Tally how many lines of these entries hold the string "Teaching". Return the number alone.

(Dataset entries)
+-------+
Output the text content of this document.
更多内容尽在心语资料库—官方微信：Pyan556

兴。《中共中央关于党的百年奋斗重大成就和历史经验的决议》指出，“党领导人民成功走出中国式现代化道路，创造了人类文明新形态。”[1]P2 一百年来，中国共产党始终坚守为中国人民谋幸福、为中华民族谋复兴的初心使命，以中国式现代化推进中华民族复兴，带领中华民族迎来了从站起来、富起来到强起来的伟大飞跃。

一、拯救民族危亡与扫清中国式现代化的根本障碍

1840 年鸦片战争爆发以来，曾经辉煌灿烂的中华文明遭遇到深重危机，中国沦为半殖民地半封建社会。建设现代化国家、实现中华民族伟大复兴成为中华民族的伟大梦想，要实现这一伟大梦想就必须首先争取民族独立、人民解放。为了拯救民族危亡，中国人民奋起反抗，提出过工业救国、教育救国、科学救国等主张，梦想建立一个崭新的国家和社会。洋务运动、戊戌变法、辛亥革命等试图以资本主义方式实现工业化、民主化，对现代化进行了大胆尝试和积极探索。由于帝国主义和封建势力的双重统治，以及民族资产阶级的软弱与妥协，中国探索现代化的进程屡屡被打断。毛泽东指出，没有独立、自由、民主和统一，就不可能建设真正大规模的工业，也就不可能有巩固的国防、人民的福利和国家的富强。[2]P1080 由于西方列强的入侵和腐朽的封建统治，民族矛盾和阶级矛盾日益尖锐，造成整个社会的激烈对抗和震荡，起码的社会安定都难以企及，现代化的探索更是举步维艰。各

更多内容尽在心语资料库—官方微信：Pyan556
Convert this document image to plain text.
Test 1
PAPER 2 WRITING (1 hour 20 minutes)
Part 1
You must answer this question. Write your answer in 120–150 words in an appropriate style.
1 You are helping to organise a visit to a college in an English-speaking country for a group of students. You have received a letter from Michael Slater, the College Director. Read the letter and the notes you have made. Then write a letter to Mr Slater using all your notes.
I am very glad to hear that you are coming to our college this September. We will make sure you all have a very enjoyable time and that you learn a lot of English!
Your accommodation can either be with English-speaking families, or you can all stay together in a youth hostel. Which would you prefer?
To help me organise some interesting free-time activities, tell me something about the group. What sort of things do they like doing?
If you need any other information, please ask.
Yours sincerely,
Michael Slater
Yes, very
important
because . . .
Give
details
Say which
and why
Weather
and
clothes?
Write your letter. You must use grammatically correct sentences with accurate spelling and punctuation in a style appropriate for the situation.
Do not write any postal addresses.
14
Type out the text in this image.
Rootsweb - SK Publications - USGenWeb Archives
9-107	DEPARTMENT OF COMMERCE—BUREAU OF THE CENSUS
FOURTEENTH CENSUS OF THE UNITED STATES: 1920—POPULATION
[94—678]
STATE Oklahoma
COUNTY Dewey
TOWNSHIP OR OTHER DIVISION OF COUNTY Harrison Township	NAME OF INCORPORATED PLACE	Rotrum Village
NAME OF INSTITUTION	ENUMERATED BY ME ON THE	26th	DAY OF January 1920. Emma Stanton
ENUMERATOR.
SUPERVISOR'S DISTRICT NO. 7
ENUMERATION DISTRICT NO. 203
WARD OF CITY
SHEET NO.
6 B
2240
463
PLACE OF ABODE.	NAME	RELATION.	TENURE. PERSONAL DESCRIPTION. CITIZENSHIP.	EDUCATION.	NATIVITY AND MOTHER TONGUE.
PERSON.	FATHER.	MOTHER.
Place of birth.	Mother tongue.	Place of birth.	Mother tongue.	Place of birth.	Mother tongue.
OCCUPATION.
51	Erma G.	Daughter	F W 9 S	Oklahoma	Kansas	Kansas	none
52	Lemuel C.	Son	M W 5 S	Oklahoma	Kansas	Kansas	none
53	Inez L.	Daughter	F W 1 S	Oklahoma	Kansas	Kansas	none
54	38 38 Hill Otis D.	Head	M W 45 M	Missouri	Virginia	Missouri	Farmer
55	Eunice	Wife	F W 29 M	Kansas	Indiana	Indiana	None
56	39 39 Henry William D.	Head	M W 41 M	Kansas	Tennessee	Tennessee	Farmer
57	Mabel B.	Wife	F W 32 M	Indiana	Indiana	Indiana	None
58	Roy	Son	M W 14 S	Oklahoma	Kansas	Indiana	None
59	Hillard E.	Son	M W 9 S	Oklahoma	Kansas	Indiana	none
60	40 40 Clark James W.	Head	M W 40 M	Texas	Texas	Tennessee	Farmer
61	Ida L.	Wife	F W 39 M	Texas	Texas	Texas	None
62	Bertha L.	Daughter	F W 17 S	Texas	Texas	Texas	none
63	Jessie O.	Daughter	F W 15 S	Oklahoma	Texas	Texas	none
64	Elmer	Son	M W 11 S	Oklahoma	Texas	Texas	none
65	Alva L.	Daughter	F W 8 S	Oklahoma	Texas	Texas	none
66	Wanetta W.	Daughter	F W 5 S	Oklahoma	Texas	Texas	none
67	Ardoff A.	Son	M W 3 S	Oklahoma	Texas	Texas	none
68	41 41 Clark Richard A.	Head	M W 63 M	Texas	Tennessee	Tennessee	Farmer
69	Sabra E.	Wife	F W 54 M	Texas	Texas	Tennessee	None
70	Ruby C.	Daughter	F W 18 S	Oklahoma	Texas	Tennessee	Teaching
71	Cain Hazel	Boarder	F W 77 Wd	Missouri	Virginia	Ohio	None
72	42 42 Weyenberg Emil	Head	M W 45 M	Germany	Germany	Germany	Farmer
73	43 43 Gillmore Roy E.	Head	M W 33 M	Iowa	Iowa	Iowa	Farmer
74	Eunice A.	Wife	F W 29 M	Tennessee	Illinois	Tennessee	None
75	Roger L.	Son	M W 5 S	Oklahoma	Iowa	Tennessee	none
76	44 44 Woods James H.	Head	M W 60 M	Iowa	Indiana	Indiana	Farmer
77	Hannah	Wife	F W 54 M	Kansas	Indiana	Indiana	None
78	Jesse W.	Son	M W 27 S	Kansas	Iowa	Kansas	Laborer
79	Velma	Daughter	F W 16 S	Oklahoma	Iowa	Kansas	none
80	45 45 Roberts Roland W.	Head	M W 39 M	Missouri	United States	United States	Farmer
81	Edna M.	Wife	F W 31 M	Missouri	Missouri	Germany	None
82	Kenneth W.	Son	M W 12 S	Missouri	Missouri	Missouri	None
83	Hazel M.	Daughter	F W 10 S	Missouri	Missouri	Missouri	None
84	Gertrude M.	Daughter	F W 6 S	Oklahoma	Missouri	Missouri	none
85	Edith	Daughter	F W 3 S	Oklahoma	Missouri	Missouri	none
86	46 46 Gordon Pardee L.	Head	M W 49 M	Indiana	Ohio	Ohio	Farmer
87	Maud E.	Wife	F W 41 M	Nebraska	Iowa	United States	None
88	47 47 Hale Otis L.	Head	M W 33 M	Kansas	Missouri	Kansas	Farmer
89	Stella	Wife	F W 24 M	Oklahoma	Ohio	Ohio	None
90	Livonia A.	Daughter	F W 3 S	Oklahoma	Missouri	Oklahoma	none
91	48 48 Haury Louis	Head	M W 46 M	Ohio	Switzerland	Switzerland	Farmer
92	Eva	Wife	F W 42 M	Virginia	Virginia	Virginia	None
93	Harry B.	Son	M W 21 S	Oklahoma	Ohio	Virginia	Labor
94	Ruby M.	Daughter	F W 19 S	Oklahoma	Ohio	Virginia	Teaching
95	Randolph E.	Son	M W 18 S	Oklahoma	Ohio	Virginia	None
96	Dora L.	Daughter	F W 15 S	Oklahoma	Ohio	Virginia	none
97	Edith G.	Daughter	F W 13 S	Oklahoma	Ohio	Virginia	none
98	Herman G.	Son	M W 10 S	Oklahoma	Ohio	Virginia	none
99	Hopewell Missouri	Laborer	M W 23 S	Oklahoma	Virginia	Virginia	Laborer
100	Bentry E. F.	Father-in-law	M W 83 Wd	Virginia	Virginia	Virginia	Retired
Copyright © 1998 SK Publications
+-------+
### ANSWER FOR THIS EXERCISE:
2